Entries from a dataset:
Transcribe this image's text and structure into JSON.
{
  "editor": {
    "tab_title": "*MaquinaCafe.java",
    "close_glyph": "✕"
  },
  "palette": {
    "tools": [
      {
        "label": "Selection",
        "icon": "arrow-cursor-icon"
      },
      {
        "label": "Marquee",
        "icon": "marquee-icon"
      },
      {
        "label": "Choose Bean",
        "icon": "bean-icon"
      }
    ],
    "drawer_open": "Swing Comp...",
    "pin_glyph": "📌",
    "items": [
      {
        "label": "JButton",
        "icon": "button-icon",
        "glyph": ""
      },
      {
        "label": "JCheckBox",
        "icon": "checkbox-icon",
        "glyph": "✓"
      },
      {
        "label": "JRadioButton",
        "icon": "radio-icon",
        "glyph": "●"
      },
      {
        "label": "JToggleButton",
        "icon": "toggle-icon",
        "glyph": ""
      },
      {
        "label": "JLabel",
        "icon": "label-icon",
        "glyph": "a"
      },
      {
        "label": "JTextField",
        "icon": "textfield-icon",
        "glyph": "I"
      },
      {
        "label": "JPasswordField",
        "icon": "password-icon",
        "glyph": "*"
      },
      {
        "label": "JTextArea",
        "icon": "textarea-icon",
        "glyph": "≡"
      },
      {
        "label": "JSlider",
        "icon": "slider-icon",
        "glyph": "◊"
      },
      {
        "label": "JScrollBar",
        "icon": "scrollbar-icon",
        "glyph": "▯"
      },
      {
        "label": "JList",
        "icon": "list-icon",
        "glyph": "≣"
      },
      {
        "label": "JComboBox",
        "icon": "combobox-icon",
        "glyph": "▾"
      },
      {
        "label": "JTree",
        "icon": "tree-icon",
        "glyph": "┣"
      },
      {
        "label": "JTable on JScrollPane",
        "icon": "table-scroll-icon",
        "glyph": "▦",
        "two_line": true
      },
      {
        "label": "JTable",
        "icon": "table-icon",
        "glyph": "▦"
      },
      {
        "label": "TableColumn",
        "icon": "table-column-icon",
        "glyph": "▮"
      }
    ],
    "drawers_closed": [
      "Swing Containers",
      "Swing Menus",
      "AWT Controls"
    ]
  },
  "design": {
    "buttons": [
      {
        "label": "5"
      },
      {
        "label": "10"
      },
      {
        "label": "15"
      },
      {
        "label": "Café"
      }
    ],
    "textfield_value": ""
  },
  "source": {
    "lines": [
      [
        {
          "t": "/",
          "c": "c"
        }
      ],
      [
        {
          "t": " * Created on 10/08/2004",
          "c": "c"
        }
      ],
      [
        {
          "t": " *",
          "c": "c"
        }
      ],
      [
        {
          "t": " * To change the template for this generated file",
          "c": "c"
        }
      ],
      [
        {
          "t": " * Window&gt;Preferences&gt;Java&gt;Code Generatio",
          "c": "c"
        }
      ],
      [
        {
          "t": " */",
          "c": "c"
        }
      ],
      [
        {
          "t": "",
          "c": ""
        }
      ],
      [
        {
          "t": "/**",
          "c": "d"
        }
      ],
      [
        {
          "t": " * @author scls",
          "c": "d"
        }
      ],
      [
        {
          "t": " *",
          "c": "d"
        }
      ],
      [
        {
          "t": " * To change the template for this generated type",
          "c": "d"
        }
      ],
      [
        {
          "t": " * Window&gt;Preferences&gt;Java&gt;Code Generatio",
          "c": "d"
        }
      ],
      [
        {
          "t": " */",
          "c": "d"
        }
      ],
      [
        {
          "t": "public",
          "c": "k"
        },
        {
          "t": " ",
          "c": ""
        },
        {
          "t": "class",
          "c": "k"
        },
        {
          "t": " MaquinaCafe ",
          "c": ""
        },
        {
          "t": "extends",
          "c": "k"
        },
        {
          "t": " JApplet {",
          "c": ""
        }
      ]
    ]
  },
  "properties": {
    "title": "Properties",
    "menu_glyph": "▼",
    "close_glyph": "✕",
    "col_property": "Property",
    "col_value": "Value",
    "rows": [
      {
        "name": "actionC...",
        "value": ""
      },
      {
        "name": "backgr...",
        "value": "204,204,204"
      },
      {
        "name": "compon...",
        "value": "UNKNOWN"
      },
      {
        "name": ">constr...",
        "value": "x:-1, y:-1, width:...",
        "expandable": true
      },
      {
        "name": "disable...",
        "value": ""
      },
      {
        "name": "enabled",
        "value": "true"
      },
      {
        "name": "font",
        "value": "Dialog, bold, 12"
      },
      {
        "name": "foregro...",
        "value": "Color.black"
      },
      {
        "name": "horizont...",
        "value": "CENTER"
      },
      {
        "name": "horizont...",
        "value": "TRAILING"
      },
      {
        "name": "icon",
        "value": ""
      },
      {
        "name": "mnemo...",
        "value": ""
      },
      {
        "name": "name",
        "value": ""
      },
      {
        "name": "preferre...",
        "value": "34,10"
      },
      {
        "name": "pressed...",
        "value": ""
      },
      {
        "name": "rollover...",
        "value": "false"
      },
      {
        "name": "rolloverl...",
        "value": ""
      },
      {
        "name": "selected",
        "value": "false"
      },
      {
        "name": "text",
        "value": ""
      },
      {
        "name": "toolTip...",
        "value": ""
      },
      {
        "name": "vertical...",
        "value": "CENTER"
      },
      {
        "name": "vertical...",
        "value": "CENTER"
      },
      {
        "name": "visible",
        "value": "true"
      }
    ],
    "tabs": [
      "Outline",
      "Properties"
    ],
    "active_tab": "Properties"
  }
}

▶ **DESCRIPTION OF THE TASK**
Scan the material above. Extract every line in which the word "true" occurs.

▶ **TASK SOLUTION**
        "two_line": true
        "expandable": true
        "value": "true"
        "value": "true"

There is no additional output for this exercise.